● **PROBLEM**
Each line that holds the word "data" counts once; give the total for the records below and nothing else.

● **STORED RECORDS**
◆ ◆ ◆ ◆ ◆ ◆ ◆

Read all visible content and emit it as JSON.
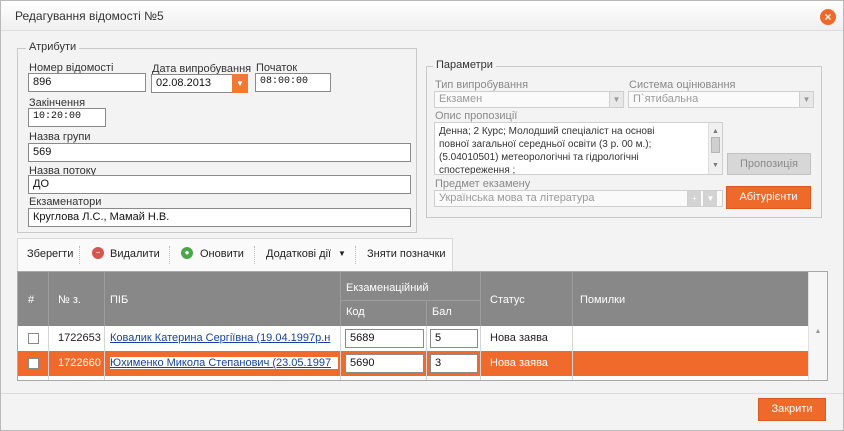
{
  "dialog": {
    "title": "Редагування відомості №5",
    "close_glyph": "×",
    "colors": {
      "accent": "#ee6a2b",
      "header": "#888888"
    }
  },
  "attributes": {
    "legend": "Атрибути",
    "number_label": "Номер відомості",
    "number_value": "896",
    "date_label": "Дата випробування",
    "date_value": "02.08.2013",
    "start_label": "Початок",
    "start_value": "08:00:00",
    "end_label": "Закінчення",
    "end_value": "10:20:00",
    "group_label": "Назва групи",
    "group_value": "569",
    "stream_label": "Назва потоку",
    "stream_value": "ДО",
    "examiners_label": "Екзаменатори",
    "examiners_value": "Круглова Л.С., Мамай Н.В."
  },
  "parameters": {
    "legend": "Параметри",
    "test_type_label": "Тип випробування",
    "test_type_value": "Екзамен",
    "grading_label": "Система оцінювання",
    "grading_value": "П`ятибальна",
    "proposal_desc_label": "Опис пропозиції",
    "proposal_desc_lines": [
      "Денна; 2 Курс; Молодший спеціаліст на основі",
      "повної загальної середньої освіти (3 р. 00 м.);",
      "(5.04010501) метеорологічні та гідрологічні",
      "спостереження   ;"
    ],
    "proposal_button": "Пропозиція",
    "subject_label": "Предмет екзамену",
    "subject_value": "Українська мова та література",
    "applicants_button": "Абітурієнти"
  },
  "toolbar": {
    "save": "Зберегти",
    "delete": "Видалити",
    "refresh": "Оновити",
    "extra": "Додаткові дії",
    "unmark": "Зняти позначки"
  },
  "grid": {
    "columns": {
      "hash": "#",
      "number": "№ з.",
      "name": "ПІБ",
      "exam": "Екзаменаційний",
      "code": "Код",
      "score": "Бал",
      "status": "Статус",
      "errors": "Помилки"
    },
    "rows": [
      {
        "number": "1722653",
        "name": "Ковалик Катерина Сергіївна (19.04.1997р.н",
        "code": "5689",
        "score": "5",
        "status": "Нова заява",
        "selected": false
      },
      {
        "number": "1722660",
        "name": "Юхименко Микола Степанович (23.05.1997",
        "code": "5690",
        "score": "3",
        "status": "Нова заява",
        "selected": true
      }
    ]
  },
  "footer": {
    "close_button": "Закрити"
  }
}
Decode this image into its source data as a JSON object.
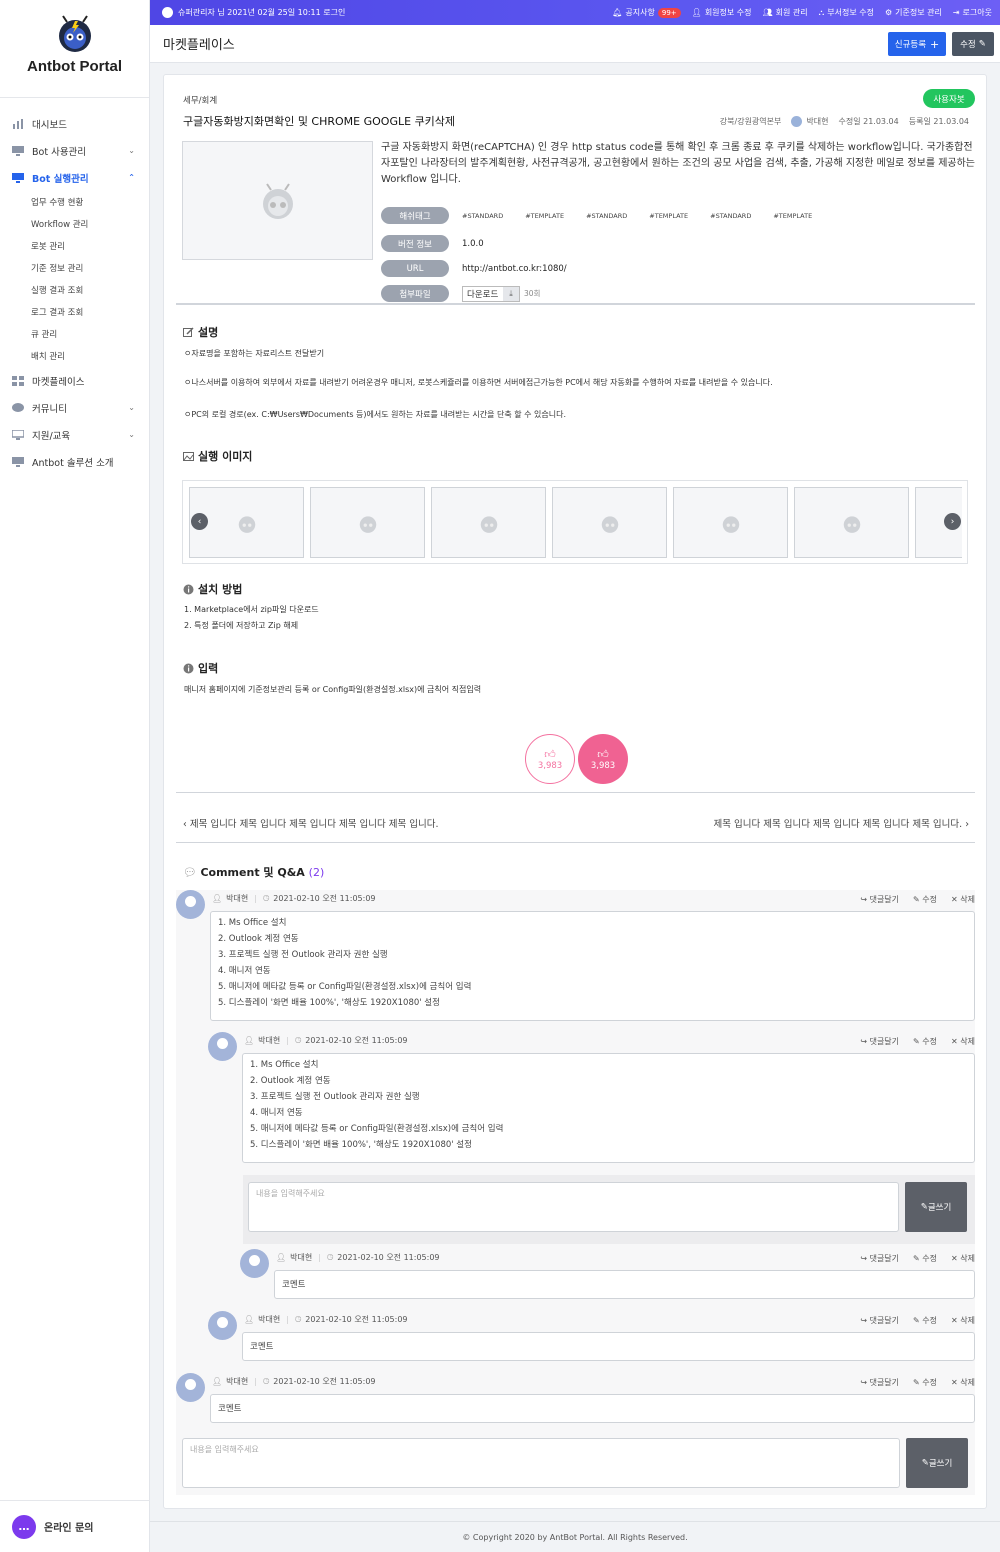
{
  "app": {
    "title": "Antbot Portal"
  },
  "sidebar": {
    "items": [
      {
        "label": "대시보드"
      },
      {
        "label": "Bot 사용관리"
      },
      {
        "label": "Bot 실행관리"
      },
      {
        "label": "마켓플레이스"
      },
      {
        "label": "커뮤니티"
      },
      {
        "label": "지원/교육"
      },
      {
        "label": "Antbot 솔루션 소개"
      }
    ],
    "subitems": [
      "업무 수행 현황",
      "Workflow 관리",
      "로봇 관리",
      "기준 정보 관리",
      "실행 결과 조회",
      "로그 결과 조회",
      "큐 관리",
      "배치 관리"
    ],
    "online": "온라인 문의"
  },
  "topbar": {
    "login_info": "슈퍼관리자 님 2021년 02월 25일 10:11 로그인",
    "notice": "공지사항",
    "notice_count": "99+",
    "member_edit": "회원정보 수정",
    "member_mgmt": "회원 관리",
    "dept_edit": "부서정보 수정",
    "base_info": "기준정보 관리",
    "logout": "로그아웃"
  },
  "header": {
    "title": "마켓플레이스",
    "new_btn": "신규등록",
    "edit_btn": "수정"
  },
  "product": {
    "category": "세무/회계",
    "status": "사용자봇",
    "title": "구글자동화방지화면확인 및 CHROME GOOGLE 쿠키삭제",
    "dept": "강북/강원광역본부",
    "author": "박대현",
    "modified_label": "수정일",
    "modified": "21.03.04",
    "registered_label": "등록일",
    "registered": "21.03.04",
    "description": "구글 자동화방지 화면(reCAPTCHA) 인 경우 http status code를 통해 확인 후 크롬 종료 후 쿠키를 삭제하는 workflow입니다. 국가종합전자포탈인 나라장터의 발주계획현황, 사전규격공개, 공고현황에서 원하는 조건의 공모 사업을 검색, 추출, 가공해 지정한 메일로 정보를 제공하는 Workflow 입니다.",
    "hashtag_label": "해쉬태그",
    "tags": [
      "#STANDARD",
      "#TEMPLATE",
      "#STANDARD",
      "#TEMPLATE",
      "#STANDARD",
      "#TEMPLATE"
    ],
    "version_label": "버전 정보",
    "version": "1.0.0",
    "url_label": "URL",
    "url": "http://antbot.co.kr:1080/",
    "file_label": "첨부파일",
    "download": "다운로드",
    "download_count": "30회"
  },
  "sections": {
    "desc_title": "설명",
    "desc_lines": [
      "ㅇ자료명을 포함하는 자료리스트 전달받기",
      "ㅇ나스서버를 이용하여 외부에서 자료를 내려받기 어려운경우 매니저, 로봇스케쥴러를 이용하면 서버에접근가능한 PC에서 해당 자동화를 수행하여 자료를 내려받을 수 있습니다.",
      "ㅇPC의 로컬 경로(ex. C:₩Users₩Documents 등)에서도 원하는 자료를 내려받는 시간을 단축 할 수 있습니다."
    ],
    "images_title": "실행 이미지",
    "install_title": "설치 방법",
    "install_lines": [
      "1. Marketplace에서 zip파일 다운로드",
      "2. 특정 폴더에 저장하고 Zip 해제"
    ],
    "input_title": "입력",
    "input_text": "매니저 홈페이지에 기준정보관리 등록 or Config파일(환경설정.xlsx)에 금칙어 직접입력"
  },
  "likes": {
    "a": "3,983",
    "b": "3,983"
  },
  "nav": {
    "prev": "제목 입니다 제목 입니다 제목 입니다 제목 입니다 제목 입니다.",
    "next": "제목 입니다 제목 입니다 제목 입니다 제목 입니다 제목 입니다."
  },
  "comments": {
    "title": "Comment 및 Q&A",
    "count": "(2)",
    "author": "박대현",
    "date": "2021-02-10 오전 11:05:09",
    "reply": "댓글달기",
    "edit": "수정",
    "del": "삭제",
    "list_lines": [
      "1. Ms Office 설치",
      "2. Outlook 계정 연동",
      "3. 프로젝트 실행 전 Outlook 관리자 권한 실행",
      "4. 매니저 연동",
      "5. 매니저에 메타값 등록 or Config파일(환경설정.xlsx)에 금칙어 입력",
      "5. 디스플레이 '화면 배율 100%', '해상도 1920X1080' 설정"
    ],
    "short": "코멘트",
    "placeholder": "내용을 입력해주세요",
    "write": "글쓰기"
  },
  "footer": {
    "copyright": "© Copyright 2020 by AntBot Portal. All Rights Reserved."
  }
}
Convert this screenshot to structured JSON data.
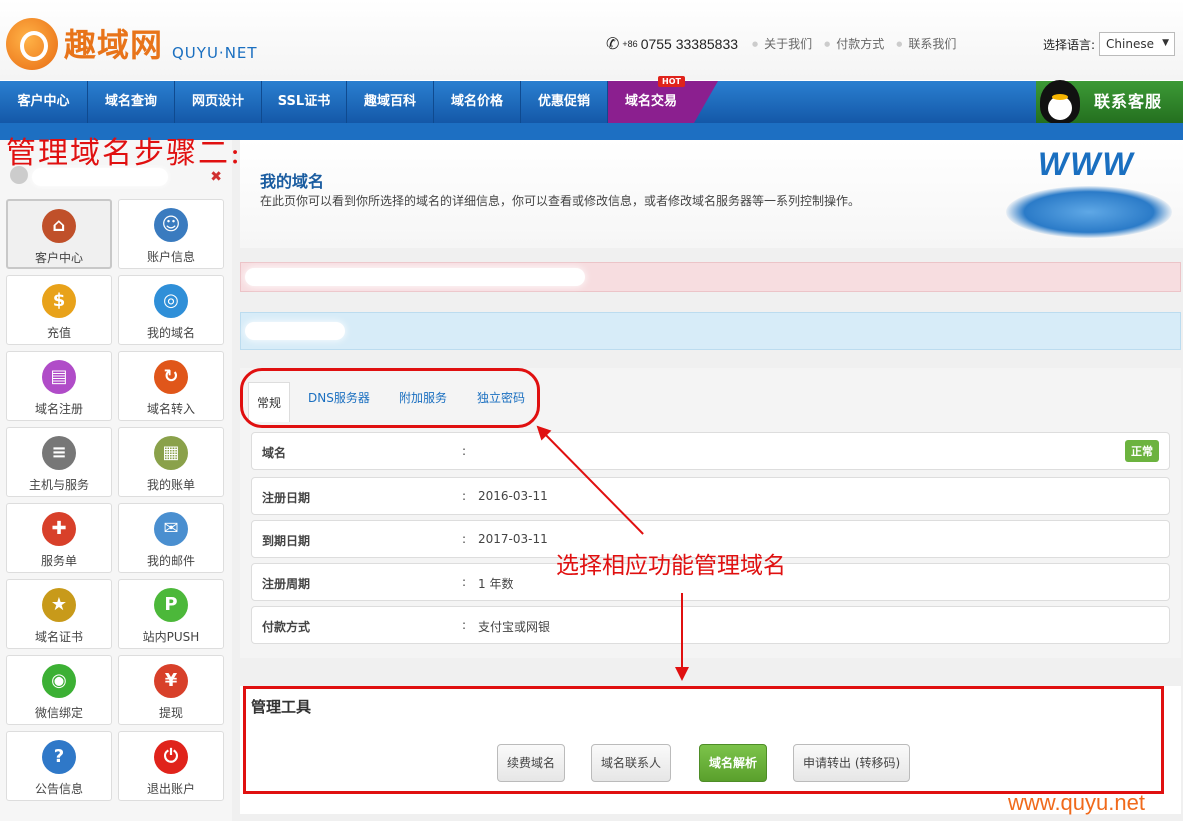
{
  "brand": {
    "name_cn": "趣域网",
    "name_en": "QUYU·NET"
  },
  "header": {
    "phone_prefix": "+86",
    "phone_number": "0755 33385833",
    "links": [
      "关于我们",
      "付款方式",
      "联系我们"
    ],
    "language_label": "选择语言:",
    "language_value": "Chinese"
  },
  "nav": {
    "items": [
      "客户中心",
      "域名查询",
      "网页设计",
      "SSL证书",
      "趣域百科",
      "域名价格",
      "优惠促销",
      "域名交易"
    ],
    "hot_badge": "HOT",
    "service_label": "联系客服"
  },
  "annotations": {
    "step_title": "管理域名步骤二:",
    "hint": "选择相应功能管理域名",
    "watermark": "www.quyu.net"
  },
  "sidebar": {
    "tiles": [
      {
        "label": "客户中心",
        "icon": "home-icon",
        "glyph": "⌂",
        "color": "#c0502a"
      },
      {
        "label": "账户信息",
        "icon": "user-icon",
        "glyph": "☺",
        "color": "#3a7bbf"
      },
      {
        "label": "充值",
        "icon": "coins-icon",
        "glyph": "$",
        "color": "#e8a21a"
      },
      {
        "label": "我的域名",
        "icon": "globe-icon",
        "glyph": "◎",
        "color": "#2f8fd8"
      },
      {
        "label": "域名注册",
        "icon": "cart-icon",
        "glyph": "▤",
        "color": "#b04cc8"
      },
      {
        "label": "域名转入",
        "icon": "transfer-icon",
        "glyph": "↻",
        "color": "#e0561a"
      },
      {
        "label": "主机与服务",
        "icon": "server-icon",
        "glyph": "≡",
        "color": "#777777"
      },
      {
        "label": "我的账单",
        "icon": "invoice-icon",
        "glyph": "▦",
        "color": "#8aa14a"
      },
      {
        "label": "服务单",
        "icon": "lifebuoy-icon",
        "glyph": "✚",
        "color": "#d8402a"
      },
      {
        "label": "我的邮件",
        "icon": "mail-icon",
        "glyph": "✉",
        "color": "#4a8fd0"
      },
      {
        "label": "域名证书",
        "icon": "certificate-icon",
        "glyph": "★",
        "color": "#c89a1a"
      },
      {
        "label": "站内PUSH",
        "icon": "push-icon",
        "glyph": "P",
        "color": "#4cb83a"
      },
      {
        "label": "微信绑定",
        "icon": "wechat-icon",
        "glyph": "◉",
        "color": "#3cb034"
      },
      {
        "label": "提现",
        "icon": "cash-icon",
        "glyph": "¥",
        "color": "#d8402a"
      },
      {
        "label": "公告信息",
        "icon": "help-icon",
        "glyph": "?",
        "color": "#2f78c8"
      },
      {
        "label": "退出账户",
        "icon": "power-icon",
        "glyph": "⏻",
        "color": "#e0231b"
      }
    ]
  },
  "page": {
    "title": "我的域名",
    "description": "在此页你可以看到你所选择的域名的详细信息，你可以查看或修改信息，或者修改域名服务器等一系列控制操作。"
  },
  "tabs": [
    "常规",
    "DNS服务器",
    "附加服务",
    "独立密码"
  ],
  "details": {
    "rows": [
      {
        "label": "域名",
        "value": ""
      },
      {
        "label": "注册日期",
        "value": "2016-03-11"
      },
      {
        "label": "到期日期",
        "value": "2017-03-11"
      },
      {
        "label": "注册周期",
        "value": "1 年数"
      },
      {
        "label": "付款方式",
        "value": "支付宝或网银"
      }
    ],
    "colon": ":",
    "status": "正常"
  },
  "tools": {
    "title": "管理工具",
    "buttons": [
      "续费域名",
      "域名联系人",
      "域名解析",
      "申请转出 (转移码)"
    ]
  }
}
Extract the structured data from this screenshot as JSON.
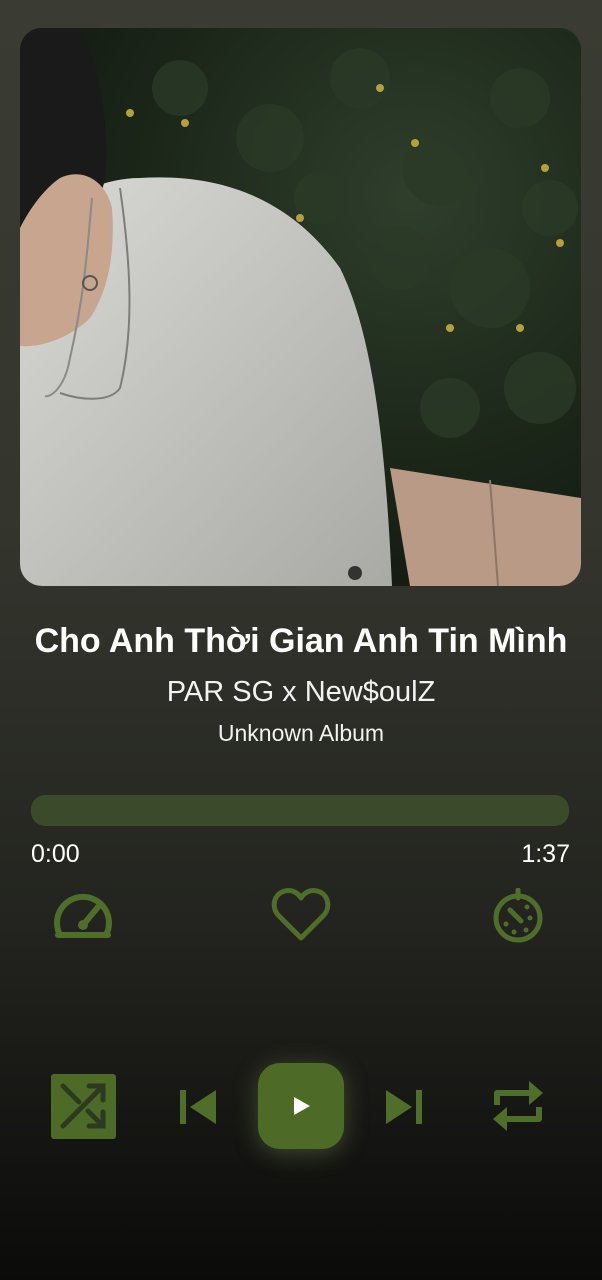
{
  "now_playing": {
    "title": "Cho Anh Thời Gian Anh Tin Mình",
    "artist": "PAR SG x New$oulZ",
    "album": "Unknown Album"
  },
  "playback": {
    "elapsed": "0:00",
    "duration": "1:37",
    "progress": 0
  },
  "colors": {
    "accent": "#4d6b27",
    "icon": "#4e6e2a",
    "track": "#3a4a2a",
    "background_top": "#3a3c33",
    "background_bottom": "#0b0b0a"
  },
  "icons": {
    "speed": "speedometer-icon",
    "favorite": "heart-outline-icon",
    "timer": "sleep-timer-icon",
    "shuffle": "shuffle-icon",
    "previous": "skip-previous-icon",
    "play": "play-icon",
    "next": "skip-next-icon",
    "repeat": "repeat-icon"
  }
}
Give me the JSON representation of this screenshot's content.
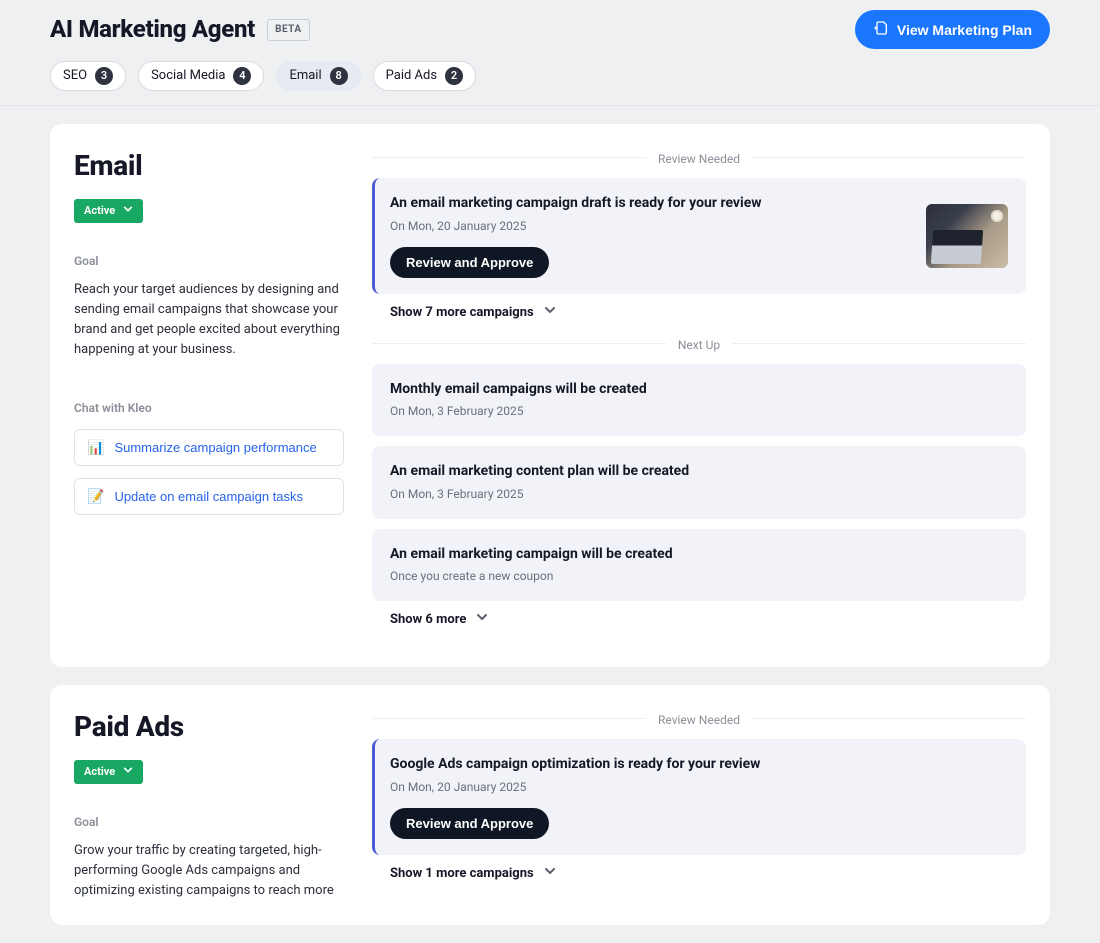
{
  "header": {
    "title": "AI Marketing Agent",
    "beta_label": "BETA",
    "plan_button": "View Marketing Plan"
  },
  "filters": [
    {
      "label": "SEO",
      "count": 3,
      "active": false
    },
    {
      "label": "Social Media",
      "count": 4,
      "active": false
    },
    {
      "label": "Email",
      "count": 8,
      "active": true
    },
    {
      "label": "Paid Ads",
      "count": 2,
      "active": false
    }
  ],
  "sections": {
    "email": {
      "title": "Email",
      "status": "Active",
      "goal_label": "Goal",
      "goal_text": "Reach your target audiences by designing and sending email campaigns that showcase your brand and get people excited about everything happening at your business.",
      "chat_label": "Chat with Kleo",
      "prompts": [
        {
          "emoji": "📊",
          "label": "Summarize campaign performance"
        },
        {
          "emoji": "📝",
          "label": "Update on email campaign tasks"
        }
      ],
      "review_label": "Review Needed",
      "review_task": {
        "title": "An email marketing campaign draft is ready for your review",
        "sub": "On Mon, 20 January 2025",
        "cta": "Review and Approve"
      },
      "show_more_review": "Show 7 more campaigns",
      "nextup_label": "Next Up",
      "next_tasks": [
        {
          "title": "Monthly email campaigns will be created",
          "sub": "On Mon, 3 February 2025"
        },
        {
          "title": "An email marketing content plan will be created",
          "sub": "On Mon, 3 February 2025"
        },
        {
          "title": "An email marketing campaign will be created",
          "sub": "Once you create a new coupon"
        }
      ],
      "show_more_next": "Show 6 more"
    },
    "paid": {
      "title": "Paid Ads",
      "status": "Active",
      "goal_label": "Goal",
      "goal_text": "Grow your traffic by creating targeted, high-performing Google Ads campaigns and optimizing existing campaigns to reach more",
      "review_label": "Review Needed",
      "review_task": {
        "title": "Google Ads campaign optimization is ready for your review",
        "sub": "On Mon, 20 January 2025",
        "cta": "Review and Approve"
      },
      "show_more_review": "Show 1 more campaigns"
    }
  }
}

◆ ◆ ◆ ◆ ◆ ◆ ◆

● **ANSWER TO THE EXERCISE**
3